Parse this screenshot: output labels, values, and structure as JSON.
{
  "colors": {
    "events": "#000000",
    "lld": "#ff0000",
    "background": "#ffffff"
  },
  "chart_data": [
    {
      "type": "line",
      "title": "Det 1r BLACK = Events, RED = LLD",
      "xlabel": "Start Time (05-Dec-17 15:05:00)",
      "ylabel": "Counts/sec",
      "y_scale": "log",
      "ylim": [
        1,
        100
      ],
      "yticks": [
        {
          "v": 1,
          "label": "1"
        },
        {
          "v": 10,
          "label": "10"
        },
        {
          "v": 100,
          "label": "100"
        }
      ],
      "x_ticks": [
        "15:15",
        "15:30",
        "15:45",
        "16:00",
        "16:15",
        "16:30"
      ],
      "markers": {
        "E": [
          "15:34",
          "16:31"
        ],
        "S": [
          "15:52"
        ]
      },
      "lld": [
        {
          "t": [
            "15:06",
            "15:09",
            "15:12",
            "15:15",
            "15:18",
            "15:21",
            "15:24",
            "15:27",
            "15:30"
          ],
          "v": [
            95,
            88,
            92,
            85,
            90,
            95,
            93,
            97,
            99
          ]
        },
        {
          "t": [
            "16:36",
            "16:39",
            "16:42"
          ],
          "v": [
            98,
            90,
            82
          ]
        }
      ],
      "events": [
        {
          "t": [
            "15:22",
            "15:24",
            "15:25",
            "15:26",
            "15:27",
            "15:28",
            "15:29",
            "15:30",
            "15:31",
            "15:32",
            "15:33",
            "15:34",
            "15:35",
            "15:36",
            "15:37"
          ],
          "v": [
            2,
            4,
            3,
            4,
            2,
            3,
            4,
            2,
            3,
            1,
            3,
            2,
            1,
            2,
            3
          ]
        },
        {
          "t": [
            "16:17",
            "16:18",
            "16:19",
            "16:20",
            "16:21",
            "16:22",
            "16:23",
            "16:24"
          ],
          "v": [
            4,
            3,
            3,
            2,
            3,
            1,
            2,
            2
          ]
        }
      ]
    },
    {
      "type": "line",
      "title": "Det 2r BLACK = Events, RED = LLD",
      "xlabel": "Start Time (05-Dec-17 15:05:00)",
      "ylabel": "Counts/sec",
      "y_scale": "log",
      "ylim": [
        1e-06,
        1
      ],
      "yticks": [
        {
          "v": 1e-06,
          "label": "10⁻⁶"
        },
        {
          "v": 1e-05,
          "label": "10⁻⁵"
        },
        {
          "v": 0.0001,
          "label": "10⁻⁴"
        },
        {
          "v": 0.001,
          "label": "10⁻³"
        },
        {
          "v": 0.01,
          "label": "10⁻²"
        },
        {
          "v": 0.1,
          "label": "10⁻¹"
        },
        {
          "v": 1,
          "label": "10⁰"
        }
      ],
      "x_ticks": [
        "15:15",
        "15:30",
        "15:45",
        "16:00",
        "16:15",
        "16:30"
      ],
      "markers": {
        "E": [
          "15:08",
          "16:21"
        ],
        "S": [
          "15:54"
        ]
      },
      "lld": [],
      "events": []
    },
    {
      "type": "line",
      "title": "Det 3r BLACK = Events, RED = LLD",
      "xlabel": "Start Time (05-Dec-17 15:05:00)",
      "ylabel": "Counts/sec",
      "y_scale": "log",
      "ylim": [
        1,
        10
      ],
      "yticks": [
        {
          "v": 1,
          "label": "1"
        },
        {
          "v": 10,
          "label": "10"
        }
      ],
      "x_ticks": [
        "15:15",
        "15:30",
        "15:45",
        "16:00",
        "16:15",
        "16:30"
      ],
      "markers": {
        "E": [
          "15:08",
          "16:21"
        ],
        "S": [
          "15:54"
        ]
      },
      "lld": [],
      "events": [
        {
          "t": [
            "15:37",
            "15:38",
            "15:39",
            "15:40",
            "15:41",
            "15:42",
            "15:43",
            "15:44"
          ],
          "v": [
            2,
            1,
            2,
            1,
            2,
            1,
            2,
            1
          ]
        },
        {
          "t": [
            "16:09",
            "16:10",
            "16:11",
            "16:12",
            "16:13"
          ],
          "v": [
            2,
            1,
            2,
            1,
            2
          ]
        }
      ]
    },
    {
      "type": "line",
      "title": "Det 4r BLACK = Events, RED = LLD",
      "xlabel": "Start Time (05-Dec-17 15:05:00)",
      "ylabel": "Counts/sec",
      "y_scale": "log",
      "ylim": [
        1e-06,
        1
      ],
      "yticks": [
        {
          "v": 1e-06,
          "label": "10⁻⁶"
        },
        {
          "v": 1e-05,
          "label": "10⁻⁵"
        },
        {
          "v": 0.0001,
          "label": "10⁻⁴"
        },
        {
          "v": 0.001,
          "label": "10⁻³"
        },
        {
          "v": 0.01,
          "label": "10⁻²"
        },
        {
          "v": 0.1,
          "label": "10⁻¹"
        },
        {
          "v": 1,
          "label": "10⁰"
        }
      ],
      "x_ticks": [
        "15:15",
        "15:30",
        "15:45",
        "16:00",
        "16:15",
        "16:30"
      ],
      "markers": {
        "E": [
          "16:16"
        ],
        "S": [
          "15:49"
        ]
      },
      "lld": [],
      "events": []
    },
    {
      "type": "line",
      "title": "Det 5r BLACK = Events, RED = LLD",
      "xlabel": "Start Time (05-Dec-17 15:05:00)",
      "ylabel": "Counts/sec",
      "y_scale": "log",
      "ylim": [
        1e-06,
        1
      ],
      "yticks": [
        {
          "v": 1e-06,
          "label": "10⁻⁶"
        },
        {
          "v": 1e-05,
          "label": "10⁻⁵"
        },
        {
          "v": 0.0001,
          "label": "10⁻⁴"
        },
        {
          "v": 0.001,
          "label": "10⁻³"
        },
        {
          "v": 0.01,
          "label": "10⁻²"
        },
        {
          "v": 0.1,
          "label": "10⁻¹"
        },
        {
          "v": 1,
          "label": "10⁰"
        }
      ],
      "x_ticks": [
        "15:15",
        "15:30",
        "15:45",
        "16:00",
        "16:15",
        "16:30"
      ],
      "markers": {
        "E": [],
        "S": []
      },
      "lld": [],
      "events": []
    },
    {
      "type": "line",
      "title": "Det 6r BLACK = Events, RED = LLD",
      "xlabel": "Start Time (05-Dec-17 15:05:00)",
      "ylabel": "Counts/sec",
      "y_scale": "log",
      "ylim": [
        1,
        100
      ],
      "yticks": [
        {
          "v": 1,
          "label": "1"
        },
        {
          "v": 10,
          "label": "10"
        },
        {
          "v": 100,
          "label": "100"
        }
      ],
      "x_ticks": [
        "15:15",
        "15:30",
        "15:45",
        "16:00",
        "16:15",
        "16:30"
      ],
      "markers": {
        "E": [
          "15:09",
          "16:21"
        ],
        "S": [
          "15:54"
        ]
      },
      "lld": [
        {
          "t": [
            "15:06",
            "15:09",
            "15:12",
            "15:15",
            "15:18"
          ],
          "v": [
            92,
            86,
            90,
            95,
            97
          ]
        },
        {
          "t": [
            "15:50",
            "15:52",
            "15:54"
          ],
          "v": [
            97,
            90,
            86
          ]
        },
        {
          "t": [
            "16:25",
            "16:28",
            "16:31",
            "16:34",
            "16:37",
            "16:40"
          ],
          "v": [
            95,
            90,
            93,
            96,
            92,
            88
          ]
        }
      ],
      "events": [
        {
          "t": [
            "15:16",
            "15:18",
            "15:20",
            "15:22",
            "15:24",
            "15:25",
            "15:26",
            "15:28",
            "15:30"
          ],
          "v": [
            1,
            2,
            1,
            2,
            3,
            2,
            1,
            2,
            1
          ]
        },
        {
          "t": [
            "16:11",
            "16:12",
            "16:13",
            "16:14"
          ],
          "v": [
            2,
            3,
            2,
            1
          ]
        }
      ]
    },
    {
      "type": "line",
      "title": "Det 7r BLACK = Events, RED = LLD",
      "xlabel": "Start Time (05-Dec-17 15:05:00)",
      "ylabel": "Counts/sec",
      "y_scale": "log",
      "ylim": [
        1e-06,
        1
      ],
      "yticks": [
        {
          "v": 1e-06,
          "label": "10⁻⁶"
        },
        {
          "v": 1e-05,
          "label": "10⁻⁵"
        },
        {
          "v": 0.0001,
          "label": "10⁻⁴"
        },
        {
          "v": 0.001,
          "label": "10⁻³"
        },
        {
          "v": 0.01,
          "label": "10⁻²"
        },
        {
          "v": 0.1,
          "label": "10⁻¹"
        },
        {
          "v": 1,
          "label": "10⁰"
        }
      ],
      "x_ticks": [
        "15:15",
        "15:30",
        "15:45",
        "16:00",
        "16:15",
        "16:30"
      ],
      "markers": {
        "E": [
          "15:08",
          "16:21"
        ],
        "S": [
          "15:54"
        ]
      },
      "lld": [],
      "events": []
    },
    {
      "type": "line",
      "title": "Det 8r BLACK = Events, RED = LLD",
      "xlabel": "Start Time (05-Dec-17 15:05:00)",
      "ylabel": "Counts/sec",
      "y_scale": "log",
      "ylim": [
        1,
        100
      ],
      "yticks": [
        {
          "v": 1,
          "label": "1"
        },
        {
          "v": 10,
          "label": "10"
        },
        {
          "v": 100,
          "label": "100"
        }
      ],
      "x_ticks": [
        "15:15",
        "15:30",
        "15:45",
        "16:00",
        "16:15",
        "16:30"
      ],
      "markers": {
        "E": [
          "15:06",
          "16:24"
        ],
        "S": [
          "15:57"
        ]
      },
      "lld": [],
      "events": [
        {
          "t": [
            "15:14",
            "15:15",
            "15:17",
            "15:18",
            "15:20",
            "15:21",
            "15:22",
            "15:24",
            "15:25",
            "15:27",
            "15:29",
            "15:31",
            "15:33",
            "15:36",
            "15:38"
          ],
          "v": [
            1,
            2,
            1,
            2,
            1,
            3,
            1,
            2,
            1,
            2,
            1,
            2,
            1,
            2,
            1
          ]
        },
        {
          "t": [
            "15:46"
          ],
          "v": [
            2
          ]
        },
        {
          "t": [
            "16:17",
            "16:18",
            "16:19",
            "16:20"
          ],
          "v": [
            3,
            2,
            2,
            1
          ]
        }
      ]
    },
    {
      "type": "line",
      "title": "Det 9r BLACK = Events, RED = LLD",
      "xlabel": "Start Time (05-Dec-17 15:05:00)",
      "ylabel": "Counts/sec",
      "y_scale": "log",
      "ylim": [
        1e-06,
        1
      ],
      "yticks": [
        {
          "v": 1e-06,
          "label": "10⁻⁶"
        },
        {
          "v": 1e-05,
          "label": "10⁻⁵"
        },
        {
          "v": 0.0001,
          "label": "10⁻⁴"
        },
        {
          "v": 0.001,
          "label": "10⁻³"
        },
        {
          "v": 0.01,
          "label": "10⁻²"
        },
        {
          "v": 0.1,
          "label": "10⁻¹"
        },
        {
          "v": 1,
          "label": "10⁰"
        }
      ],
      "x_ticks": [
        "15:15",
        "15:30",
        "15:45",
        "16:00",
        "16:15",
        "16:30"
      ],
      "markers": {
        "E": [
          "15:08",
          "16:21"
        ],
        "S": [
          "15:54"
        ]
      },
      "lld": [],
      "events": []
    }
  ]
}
--- --- ---
◆ Short problem: Say how many lines of the data include the string "BLACK". Nothing other than the number should be given.

◆ Worked answer: 9